§ TASK INPUTS:

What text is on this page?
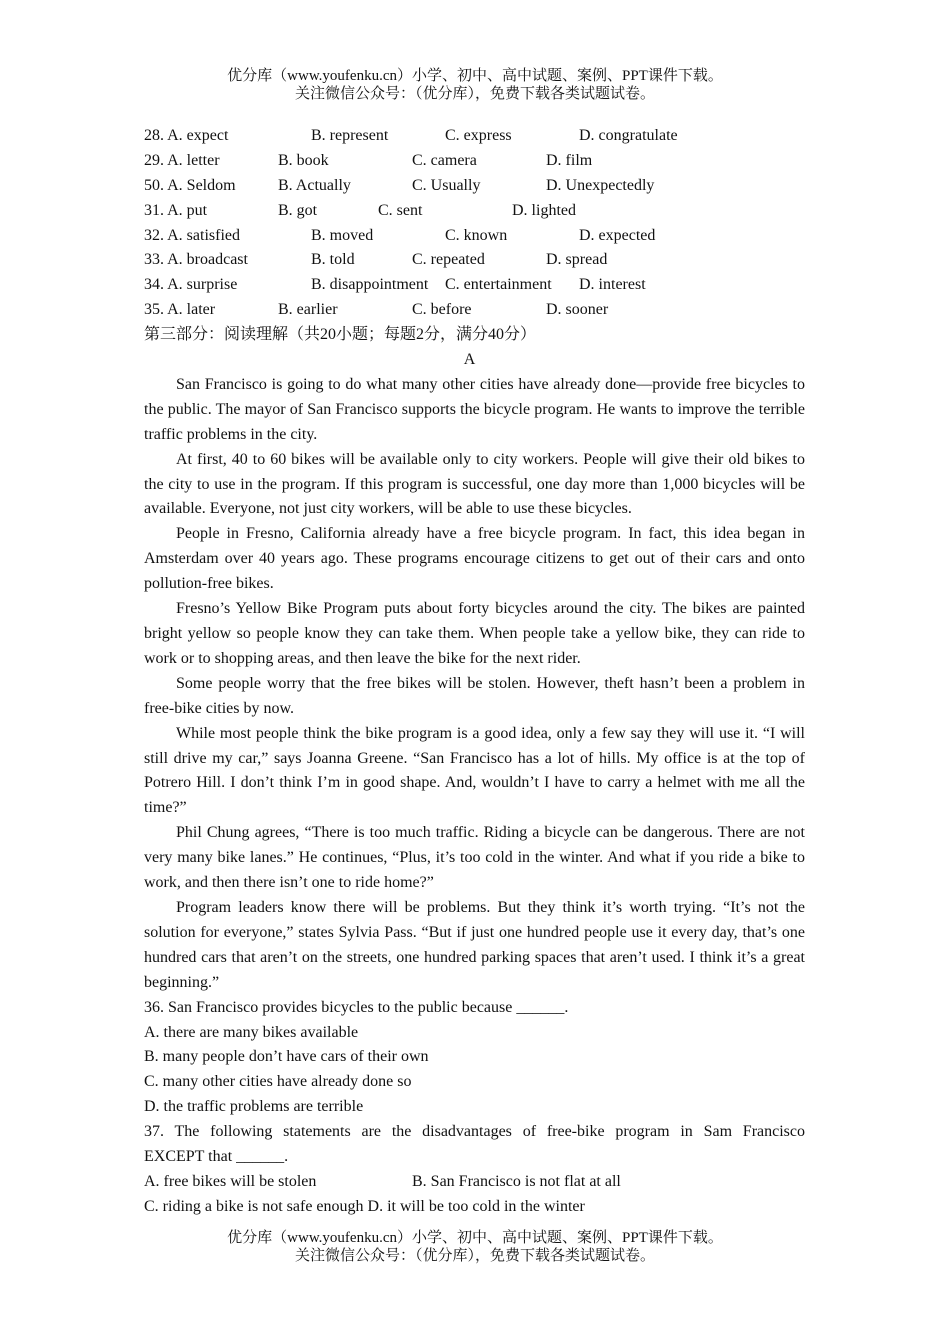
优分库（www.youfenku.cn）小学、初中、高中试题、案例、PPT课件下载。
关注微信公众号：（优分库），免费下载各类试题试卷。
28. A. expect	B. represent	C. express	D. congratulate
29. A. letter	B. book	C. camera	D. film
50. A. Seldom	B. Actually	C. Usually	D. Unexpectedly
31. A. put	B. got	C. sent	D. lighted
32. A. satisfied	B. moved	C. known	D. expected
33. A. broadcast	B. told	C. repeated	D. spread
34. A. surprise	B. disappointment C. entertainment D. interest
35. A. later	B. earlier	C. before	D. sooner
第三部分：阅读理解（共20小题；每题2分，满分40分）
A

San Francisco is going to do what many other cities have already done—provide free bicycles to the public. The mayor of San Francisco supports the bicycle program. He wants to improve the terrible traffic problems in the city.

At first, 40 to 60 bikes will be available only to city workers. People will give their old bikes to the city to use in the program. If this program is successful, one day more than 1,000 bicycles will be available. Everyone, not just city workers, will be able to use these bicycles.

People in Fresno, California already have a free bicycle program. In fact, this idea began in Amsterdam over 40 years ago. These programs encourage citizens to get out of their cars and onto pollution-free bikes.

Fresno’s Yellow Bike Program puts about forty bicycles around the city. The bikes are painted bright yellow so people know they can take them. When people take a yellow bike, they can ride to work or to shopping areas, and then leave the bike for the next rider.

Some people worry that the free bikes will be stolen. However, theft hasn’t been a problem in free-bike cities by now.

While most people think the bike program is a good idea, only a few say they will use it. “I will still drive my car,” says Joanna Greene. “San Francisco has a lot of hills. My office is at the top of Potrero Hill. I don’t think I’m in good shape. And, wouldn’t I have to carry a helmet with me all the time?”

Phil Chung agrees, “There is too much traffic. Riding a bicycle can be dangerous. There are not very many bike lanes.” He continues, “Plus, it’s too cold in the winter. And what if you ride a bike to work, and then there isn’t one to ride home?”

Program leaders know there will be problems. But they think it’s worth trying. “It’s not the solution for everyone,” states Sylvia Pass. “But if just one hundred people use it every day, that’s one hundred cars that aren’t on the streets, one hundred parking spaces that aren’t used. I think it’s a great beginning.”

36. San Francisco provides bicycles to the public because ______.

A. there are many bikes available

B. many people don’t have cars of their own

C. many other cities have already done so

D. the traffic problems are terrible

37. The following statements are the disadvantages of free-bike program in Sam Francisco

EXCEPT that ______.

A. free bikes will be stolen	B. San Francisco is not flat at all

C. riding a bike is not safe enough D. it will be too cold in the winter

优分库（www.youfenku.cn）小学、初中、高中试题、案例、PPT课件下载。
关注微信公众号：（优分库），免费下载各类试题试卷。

§ WHAT TO WORK ON:
Some lines of the data above may hold the word "other"; report how many do, and nothing else.

§ THE SOLUTION:
2